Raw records
(begin)

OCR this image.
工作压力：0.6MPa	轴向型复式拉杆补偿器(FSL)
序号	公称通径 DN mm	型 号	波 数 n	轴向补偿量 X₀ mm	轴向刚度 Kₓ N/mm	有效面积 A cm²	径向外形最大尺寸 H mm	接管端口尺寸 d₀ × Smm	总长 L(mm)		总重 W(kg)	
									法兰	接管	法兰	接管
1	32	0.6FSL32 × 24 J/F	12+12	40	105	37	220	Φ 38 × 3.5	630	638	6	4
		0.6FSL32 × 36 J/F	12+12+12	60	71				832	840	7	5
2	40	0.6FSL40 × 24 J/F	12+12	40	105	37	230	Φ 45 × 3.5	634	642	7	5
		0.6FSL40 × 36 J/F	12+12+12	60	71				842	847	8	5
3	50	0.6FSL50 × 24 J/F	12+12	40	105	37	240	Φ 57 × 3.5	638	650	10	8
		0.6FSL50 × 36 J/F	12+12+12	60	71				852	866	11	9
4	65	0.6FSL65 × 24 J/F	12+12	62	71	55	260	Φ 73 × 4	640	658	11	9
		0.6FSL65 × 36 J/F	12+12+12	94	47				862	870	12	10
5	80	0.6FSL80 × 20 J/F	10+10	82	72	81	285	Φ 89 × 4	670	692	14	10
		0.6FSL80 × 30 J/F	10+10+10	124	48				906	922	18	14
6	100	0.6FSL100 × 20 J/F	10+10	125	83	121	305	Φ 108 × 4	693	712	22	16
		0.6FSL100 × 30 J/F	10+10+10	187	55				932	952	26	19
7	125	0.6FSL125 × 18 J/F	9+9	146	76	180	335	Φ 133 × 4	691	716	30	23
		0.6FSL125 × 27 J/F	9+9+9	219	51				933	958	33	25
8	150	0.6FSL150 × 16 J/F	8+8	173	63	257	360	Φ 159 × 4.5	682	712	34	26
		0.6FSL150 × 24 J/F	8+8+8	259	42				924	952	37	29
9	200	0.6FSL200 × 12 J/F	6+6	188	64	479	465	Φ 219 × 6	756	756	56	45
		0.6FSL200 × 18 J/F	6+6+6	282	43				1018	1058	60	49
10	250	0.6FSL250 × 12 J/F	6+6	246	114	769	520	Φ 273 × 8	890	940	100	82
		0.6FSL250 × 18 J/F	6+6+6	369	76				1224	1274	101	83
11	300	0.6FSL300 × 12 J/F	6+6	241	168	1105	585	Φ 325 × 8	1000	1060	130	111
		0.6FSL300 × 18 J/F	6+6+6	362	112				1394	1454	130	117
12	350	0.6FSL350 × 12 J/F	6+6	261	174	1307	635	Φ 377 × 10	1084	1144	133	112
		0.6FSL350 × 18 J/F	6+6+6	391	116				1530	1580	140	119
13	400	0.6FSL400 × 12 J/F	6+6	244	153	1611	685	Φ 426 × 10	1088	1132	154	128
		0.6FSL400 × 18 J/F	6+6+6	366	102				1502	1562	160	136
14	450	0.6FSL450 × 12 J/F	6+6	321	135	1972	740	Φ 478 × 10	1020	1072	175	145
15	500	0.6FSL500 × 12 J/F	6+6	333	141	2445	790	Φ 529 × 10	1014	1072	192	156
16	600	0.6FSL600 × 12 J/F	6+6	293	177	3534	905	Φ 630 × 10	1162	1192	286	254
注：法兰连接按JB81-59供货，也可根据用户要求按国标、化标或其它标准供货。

(end)

## What to produce
Write down the full listing again, exactly.

## Answer
OCR this image.
工作压力：0.6MPa	轴向型复式拉杆补偿器(FSL)
序号	公称通径 DN mm	型 号	波 数 n	轴向补偿量 X₀ mm	轴向刚度 Kₓ N/mm	有效面积 A cm²	径向外形最大尺寸 H mm	接管端口尺寸 d₀ × Smm	总长 L(mm)		总重 W(kg)	
									法兰	接管	法兰	接管
1	32	0.6FSL32 × 24 J/F	12+12	40	105	37	220	Φ 38 × 3.5	630	638	6	4
		0.6FSL32 × 36 J/F	12+12+12	60	71				832	840	7	5
2	40	0.6FSL40 × 24 J/F	12+12	40	105	37	230	Φ 45 × 3.5	634	642	7	5
		0.6FSL40 × 36 J/F	12+12+12	60	71				842	847	8	5
3	50	0.6FSL50 × 24 J/F	12+12	40	105	37	240	Φ 57 × 3.5	638	650	10	8
		0.6FSL50 × 36 J/F	12+12+12	60	71				852	866	11	9
4	65	0.6FSL65 × 24 J/F	12+12	62	71	55	260	Φ 73 × 4	640	658	11	9
		0.6FSL65 × 36 J/F	12+12+12	94	47				862	870	12	10
5	80	0.6FSL80 × 20 J/F	10+10	82	72	81	285	Φ 89 × 4	670	692	14	10
		0.6FSL80 × 30 J/F	10+10+10	124	48				906	922	18	14
6	100	0.6FSL100 × 20 J/F	10+10	125	83	121	305	Φ 108 × 4	693	712	22	16
		0.6FSL100 × 30 J/F	10+10+10	187	55				932	952	26	19
7	125	0.6FSL125 × 18 J/F	9+9	146	76	180	335	Φ 133 × 4	691	716	30	23
		0.6FSL125 × 27 J/F	9+9+9	219	51				933	958	33	25
8	150	0.6FSL150 × 16 J/F	8+8	173	63	257	360	Φ 159 × 4.5	682	712	34	26
		0.6FSL150 × 24 J/F	8+8+8	259	42				924	952	37	29
9	200	0.6FSL200 × 12 J/F	6+6	188	64	479	465	Φ 219 × 6	756	756	56	45
		0.6FSL200 × 18 J/F	6+6+6	282	43				1018	1058	60	49
10	250	0.6FSL250 × 12 J/F	6+6	246	114	769	520	Φ 273 × 8	890	940	100	82
		0.6FSL250 × 18 J/F	6+6+6	369	76				1224	1274	101	83
11	300	0.6FSL300 × 12 J/F	6+6	241	168	1105	585	Φ 325 × 8	1000	1060	130	111
		0.6FSL300 × 18 J/F	6+6+6	362	112				1394	1454	130	117
12	350	0.6FSL350 × 12 J/F	6+6	261	174	1307	635	Φ 377 × 10	1084	1144	133	112
		0.6FSL350 × 18 J/F	6+6+6	391	116				1530	1580	140	119
13	400	0.6FSL400 × 12 J/F	6+6	244	153	1611	685	Φ 426 × 10	1088	1132	154	128
		0.6FSL400 × 18 J/F	6+6+6	366	102				1502	1562	160	136
14	450	0.6FSL450 × 12 J/F	6+6	321	135	1972	740	Φ 478 × 10	1020	1072	175	145
15	500	0.6FSL500 × 12 J/F	6+6	333	141	2445	790	Φ 529 × 10	1014	1072	192	156
16	600	0.6FSL600 × 12 J/F	6+6	293	177	3534	905	Φ 630 × 10	1162	1192	286	254
注：法兰连接按JB81-59供货，也可根据用户要求按国标、化标或其它标准供货。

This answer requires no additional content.